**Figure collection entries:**
▬▬▬

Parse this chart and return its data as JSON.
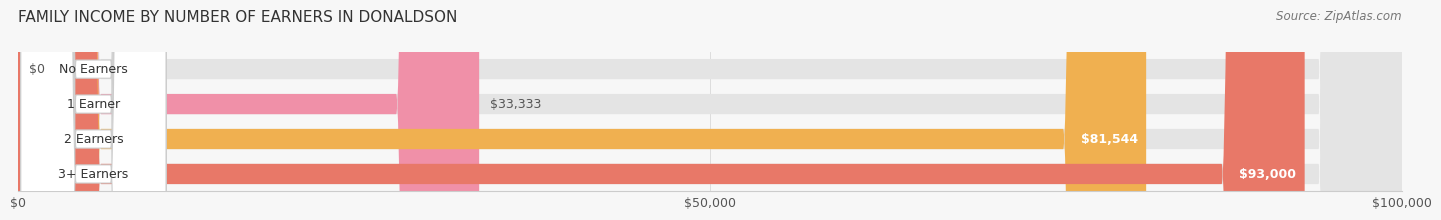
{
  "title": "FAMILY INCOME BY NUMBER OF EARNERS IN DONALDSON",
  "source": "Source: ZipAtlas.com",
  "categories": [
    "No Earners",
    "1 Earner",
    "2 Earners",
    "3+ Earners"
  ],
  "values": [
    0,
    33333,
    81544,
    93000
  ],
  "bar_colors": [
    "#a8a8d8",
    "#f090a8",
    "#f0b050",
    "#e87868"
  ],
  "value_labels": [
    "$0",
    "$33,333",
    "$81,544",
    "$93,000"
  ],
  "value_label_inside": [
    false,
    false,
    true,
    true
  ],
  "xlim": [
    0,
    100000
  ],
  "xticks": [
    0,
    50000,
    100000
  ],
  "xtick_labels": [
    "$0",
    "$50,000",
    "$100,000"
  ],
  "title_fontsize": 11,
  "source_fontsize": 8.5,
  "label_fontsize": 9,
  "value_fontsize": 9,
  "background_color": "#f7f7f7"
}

▬▬▬

**PROMPT:**
Retype the whole listing exactly and leave the pictures out.

**ANSWER TO THE PROBLEM:**
Parse this chart and return its data as JSON.
{
  "title": "FAMILY INCOME BY NUMBER OF EARNERS IN DONALDSON",
  "source": "Source: ZipAtlas.com",
  "categories": [
    "No Earners",
    "1 Earner",
    "2 Earners",
    "3+ Earners"
  ],
  "values": [
    0,
    33333,
    81544,
    93000
  ],
  "bar_colors": [
    "#a8a8d8",
    "#f090a8",
    "#f0b050",
    "#e87868"
  ],
  "value_labels": [
    "$0",
    "$33,333",
    "$81,544",
    "$93,000"
  ],
  "value_label_inside": [
    false,
    false,
    true,
    true
  ],
  "xlim": [
    0,
    100000
  ],
  "xticks": [
    0,
    50000,
    100000
  ],
  "xtick_labels": [
    "$0",
    "$50,000",
    "$100,000"
  ],
  "title_fontsize": 11,
  "source_fontsize": 8.5,
  "label_fontsize": 9,
  "value_fontsize": 9,
  "background_color": "#f7f7f7"
}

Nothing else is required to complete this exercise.